Task objective -> Go through the entries below and print each one exactly, leaving out pictures.

══ Input rows

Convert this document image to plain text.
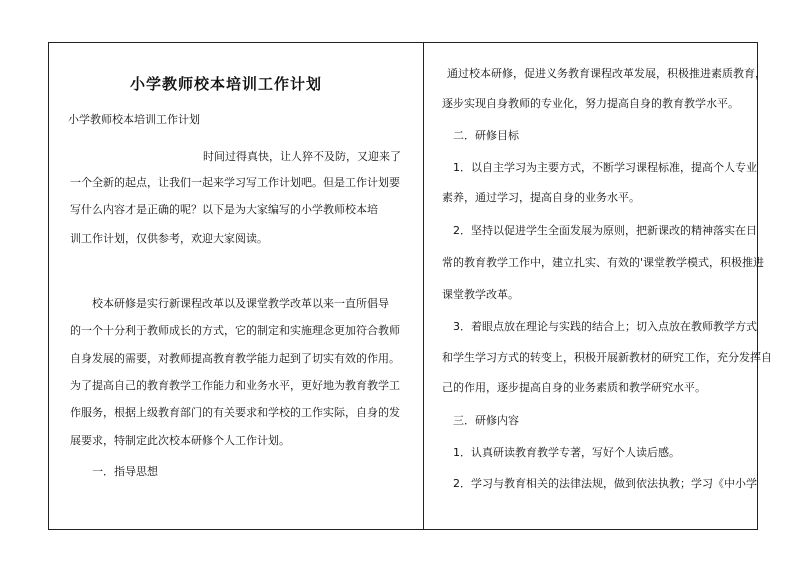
小学教师校本培训工作计划
小学教师校本培训工作计划
时间过得真快，让人猝不及防，又迎来了
一个全新的起点，让我们一起来学习写工作计划吧。但是工作计划要
写什么内容才是正确的呢？以下是为大家编写的小学教师校本培
训工作计划，仅供参考，欢迎大家阅读。
校本研修是实行新课程改革以及课堂教学改革以来一直所倡导
的一个十分利于教师成长的方式，它的制定和实施理念更加符合教师
自身发展的需要，对教师提高教育教学能力起到了切实有效的作用。
为了提高自己的教育教学工作能力和业务水平，更好地为教育教学工
作服务，根据上级教育部门的有关要求和学校的工作实际，自身的发
展要求，特制定此次校本研修个人工作计划。
一．指导思想
通过校本研修，促进义务教育课程改革发展，积极推进素质教育，
逐步实现自身教师的专业化，努力提高自身的教育教学水平。
二．研修目标
1．以自主学习为主要方式，不断学习课程标准，提高个人专业
素养，通过学习，提高自身的业务水平。
2．坚持以促进学生全面发展为原则，把新课改的精神落实在日
常的教育教学工作中，建立扎实、有效的'课堂教学模式，积极推进
课堂教学改革。
3．着眼点放在理论与实践的结合上；切入点放在教师教学方式
和学生学习方式的转变上，积极开展新教材的研究工作，充分发挥自
己的作用，逐步提高自身的业务素质和教学研究水平。
三．研修内容
1．认真研读教育教学专著，写好个人读后感。
2．学习与教育相关的法律法规，做到依法执教；学习《中小学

════

Completed task ->
Convert this document image to plain text.
小学教师校本培训工作计划
小学教师校本培训工作计划
时间过得真快，让人猝不及防，又迎来了
一个全新的起点，让我们一起来学习写工作计划吧。但是工作计划要
写什么内容才是正确的呢？以下是为大家编写的小学教师校本培
训工作计划，仅供参考，欢迎大家阅读。
校本研修是实行新课程改革以及课堂教学改革以来一直所倡导
的一个十分利于教师成长的方式，它的制定和实施理念更加符合教师
自身发展的需要，对教师提高教育教学能力起到了切实有效的作用。
为了提高自己的教育教学工作能力和业务水平，更好地为教育教学工
作服务，根据上级教育部门的有关要求和学校的工作实际，自身的发
展要求，特制定此次校本研修个人工作计划。
一．指导思想
通过校本研修，促进义务教育课程改革发展，积极推进素质教育，
逐步实现自身教师的专业化，努力提高自身的教育教学水平。
二．研修目标
1．以自主学习为主要方式，不断学习课程标准，提高个人专业
素养，通过学习，提高自身的业务水平。
2．坚持以促进学生全面发展为原则，把新课改的精神落实在日
常的教育教学工作中，建立扎实、有效的'课堂教学模式，积极推进
课堂教学改革。
3．着眼点放在理论与实践的结合上；切入点放在教师教学方式
和学生学习方式的转变上，积极开展新教材的研究工作，充分发挥自
己的作用，逐步提高自身的业务素质和教学研究水平。
三．研修内容
1．认真研读教育教学专著，写好个人读后感。
2．学习与教育相关的法律法规，做到依法执教；学习《中小学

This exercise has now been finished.